DIRECTION
Looking at the listing, state how many of its lines contain the string "heart". Write only the number.

DATA PROVIDED
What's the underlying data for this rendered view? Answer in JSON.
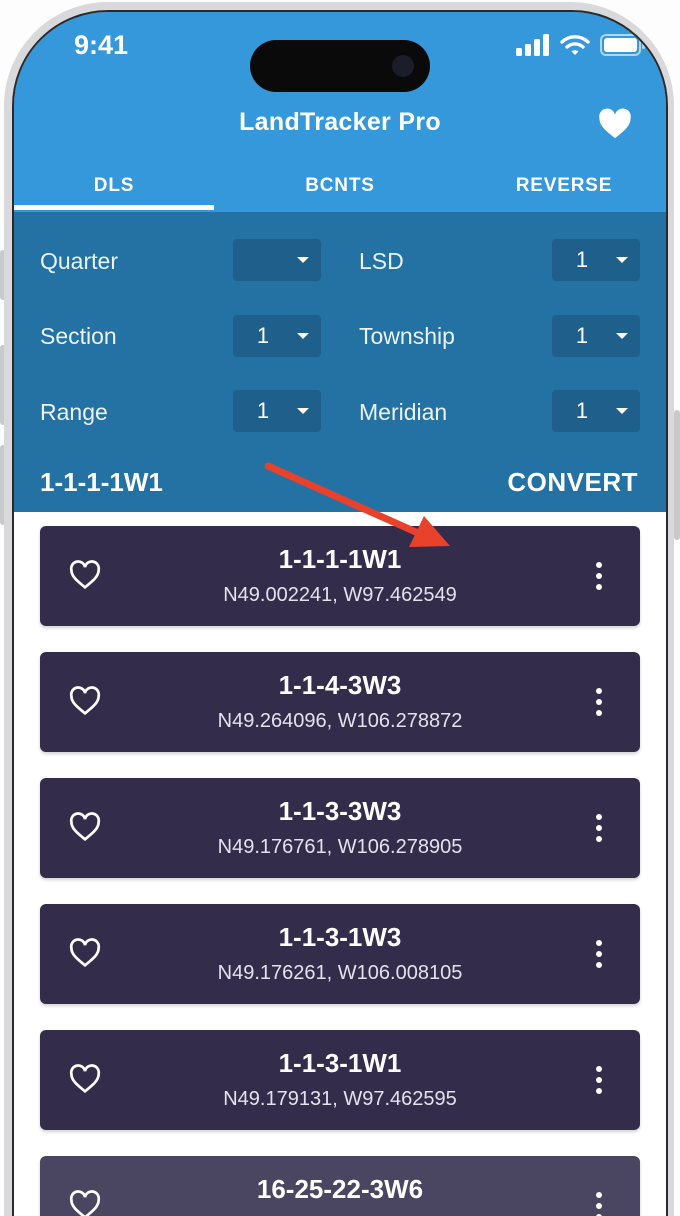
{
  "status_bar": {
    "time": "9:41"
  },
  "app": {
    "title": "LandTracker Pro"
  },
  "icons": {
    "favorite": "heart-filled-icon",
    "card_favorite": "heart-outline-icon",
    "more": "more-vertical-icon"
  },
  "colors": {
    "appbar": "#3498db",
    "form": "#2471a3",
    "select": "#1f5f8b",
    "card": "#332c4a",
    "arrow": "#e8412c"
  },
  "tabs": [
    {
      "label": "DLS",
      "active": true
    },
    {
      "label": "BCNTS",
      "active": false
    },
    {
      "label": "REVERSE",
      "active": false
    }
  ],
  "form": {
    "quarter": {
      "label": "Quarter",
      "value": ""
    },
    "lsd": {
      "label": "LSD",
      "value": "1"
    },
    "section": {
      "label": "Section",
      "value": "1"
    },
    "township": {
      "label": "Township",
      "value": "1"
    },
    "range": {
      "label": "Range",
      "value": "1"
    },
    "meridian": {
      "label": "Meridian",
      "value": "1"
    },
    "result": "1-1-1-1W1",
    "convert_label": "CONVERT"
  },
  "locations": [
    {
      "dls": "1-1-1-1W1",
      "coords": "N49.002241, W97.462549"
    },
    {
      "dls": "1-1-4-3W3",
      "coords": "N49.264096, W106.278872"
    },
    {
      "dls": "1-1-3-3W3",
      "coords": "N49.176761, W106.278905"
    },
    {
      "dls": "1-1-3-1W3",
      "coords": "N49.176261, W106.008105"
    },
    {
      "dls": "1-1-3-1W1",
      "coords": "N49.179131, W97.462595"
    },
    {
      "dls": "16-25-22-3W6",
      "coords": ""
    }
  ]
}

SOLVED PROBLEM
2